--- START OF DATA LISTING ---
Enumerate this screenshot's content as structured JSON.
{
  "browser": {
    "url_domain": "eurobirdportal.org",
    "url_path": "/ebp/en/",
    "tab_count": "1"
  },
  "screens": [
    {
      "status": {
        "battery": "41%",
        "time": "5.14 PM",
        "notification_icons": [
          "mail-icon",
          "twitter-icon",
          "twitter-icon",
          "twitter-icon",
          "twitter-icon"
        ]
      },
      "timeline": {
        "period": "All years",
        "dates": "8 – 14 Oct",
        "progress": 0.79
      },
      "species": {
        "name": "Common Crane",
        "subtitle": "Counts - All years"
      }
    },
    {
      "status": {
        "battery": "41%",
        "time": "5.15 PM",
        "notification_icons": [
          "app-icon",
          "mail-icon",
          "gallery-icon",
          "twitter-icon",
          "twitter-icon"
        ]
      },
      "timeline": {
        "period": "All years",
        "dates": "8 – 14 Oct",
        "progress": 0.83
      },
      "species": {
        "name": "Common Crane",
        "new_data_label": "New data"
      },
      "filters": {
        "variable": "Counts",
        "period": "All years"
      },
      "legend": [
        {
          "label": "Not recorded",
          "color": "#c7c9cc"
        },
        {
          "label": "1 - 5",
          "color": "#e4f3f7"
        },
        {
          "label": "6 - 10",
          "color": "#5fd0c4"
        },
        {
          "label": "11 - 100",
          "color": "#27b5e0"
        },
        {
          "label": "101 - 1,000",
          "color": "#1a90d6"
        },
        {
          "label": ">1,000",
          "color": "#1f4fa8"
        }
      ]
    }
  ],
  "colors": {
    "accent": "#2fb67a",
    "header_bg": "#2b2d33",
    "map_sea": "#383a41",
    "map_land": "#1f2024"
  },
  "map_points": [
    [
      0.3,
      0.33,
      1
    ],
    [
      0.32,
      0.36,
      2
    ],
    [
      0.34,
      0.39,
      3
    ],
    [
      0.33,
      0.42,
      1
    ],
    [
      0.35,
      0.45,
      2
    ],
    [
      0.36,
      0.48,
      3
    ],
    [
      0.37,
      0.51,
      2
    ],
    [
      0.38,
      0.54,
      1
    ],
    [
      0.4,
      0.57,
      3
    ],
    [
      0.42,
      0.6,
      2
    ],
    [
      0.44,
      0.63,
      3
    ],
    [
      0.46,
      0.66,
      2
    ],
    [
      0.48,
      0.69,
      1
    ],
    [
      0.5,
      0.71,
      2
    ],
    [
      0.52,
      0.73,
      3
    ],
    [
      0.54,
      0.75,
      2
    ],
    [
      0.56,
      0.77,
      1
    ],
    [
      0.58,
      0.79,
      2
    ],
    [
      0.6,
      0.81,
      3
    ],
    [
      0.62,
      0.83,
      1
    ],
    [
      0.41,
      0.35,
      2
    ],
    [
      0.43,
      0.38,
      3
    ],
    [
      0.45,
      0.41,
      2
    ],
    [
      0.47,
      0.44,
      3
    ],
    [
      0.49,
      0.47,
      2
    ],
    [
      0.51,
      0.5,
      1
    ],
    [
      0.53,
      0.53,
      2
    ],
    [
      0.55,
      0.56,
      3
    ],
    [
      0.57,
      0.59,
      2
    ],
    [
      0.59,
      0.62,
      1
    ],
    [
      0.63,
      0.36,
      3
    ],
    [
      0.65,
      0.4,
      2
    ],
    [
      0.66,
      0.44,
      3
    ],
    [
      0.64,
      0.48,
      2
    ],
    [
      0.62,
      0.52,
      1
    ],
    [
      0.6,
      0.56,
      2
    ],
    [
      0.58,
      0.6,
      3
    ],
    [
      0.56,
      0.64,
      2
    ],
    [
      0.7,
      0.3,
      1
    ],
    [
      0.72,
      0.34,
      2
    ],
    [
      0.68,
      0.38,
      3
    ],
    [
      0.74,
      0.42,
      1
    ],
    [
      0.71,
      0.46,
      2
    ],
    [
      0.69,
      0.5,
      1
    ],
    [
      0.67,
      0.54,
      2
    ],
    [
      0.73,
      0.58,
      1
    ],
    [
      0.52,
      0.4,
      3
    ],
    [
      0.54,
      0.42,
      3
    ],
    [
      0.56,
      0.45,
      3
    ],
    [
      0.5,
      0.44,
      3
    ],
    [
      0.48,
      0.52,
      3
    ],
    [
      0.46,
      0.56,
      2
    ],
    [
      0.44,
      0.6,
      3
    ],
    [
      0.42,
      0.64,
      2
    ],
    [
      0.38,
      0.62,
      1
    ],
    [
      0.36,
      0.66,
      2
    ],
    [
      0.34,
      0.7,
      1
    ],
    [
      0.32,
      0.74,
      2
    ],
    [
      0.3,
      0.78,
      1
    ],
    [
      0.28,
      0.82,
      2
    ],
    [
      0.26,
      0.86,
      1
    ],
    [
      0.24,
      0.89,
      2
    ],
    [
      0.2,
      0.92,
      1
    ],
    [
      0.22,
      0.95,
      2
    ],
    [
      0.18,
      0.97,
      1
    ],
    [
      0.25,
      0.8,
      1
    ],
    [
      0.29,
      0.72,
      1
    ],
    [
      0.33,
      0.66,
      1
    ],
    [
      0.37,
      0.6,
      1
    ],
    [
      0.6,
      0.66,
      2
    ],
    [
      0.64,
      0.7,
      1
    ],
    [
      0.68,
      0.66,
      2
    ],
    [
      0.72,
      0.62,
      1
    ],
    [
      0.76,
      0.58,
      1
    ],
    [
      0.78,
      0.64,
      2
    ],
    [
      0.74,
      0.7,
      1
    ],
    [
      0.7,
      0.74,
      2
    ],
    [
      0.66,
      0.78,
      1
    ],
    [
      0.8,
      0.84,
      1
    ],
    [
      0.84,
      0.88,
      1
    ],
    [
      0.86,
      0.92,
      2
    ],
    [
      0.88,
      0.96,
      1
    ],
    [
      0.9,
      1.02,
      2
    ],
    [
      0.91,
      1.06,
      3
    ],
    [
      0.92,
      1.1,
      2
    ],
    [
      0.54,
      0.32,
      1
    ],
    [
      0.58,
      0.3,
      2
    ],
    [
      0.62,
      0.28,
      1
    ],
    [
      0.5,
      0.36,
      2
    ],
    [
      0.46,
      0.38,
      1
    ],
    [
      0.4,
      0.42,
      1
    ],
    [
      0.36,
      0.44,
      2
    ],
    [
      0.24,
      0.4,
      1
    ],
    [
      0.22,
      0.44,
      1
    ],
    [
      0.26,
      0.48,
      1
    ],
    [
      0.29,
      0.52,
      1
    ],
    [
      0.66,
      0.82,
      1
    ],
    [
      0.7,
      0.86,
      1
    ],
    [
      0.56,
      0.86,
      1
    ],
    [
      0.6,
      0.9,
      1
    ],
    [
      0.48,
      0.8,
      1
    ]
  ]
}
--- END OF DATA LISTING ---
Please output the complete data exactly.

— TASK OUTPUT —
Enumerate this screenshot's content as structured JSON.
{
  "browser": {
    "url_domain": "eurobirdportal.org",
    "url_path": "/ebp/en/",
    "tab_count": "1"
  },
  "screens": [
    {
      "status": {
        "battery": "41%",
        "time": "5.14 PM",
        "notification_icons": [
          "mail-icon",
          "twitter-icon",
          "twitter-icon",
          "twitter-icon",
          "twitter-icon"
        ]
      },
      "timeline": {
        "period": "All years",
        "dates": "8 – 14 Oct",
        "progress": 0.79
      },
      "species": {
        "name": "Common Crane",
        "subtitle": "Counts - All years"
      }
    },
    {
      "status": {
        "battery": "41%",
        "time": "5.15 PM",
        "notification_icons": [
          "app-icon",
          "mail-icon",
          "gallery-icon",
          "twitter-icon",
          "twitter-icon"
        ]
      },
      "timeline": {
        "period": "All years",
        "dates": "8 – 14 Oct",
        "progress": 0.83
      },
      "species": {
        "name": "Common Crane",
        "new_data_label": "New data"
      },
      "filters": {
        "variable": "Counts",
        "period": "All years"
      },
      "legend": [
        {
          "label": "Not recorded",
          "color": "#c7c9cc"
        },
        {
          "label": "1 - 5",
          "color": "#e4f3f7"
        },
        {
          "label": "6 - 10",
          "color": "#5fd0c4"
        },
        {
          "label": "11 - 100",
          "color": "#27b5e0"
        },
        {
          "label": "101 - 1,000",
          "color": "#1a90d6"
        },
        {
          "label": ">1,000",
          "color": "#1f4fa8"
        }
      ]
    }
  ],
  "colors": {
    "accent": "#2fb67a",
    "header_bg": "#2b2d33",
    "map_sea": "#383a41",
    "map_land": "#1f2024"
  },
  "map_points": [
    [
      0.3,
      0.33,
      1
    ],
    [
      0.32,
      0.36,
      2
    ],
    [
      0.34,
      0.39,
      3
    ],
    [
      0.33,
      0.42,
      1
    ],
    [
      0.35,
      0.45,
      2
    ],
    [
      0.36,
      0.48,
      3
    ],
    [
      0.37,
      0.51,
      2
    ],
    [
      0.38,
      0.54,
      1
    ],
    [
      0.4,
      0.57,
      3
    ],
    [
      0.42,
      0.6,
      2
    ],
    [
      0.44,
      0.63,
      3
    ],
    [
      0.46,
      0.66,
      2
    ],
    [
      0.48,
      0.69,
      1
    ],
    [
      0.5,
      0.71,
      2
    ],
    [
      0.52,
      0.73,
      3
    ],
    [
      0.54,
      0.75,
      2
    ],
    [
      0.56,
      0.77,
      1
    ],
    [
      0.58,
      0.79,
      2
    ],
    [
      0.6,
      0.81,
      3
    ],
    [
      0.62,
      0.83,
      1
    ],
    [
      0.41,
      0.35,
      2
    ],
    [
      0.43,
      0.38,
      3
    ],
    [
      0.45,
      0.41,
      2
    ],
    [
      0.47,
      0.44,
      3
    ],
    [
      0.49,
      0.47,
      2
    ],
    [
      0.51,
      0.5,
      1
    ],
    [
      0.53,
      0.53,
      2
    ],
    [
      0.55,
      0.56,
      3
    ],
    [
      0.57,
      0.59,
      2
    ],
    [
      0.59,
      0.62,
      1
    ],
    [
      0.63,
      0.36,
      3
    ],
    [
      0.65,
      0.4,
      2
    ],
    [
      0.66,
      0.44,
      3
    ],
    [
      0.64,
      0.48,
      2
    ],
    [
      0.62,
      0.52,
      1
    ],
    [
      0.6,
      0.56,
      2
    ],
    [
      0.58,
      0.6,
      3
    ],
    [
      0.56,
      0.64,
      2
    ],
    [
      0.7,
      0.3,
      1
    ],
    [
      0.72,
      0.34,
      2
    ],
    [
      0.68,
      0.38,
      3
    ],
    [
      0.74,
      0.42,
      1
    ],
    [
      0.71,
      0.46,
      2
    ],
    [
      0.69,
      0.5,
      1
    ],
    [
      0.67,
      0.54,
      2
    ],
    [
      0.73,
      0.58,
      1
    ],
    [
      0.52,
      0.4,
      3
    ],
    [
      0.54,
      0.42,
      3
    ],
    [
      0.56,
      0.45,
      3
    ],
    [
      0.5,
      0.44,
      3
    ],
    [
      0.48,
      0.52,
      3
    ],
    [
      0.46,
      0.56,
      2
    ],
    [
      0.44,
      0.6,
      3
    ],
    [
      0.42,
      0.64,
      2
    ],
    [
      0.38,
      0.62,
      1
    ],
    [
      0.36,
      0.66,
      2
    ],
    [
      0.34,
      0.7,
      1
    ],
    [
      0.32,
      0.74,
      2
    ],
    [
      0.3,
      0.78,
      1
    ],
    [
      0.28,
      0.82,
      2
    ],
    [
      0.26,
      0.86,
      1
    ],
    [
      0.24,
      0.89,
      2
    ],
    [
      0.2,
      0.92,
      1
    ],
    [
      0.22,
      0.95,
      2
    ],
    [
      0.18,
      0.97,
      1
    ],
    [
      0.25,
      0.8,
      1
    ],
    [
      0.29,
      0.72,
      1
    ],
    [
      0.33,
      0.66,
      1
    ],
    [
      0.37,
      0.6,
      1
    ],
    [
      0.6,
      0.66,
      2
    ],
    [
      0.64,
      0.7,
      1
    ],
    [
      0.68,
      0.66,
      2
    ],
    [
      0.72,
      0.62,
      1
    ],
    [
      0.76,
      0.58,
      1
    ],
    [
      0.78,
      0.64,
      2
    ],
    [
      0.74,
      0.7,
      1
    ],
    [
      0.7,
      0.74,
      2
    ],
    [
      0.66,
      0.78,
      1
    ],
    [
      0.8,
      0.84,
      1
    ],
    [
      0.84,
      0.88,
      1
    ],
    [
      0.86,
      0.92,
      2
    ],
    [
      0.88,
      0.96,
      1
    ],
    [
      0.9,
      1.02,
      2
    ],
    [
      0.91,
      1.06,
      3
    ],
    [
      0.92,
      1.1,
      2
    ],
    [
      0.54,
      0.32,
      1
    ],
    [
      0.58,
      0.3,
      2
    ],
    [
      0.62,
      0.28,
      1
    ],
    [
      0.5,
      0.36,
      2
    ],
    [
      0.46,
      0.38,
      1
    ],
    [
      0.4,
      0.42,
      1
    ],
    [
      0.36,
      0.44,
      2
    ],
    [
      0.24,
      0.4,
      1
    ],
    [
      0.22,
      0.44,
      1
    ],
    [
      0.26,
      0.48,
      1
    ],
    [
      0.29,
      0.52,
      1
    ],
    [
      0.66,
      0.82,
      1
    ],
    [
      0.7,
      0.86,
      1
    ],
    [
      0.56,
      0.86,
      1
    ],
    [
      0.6,
      0.9,
      1
    ],
    [
      0.48,
      0.8,
      1
    ]
  ]
}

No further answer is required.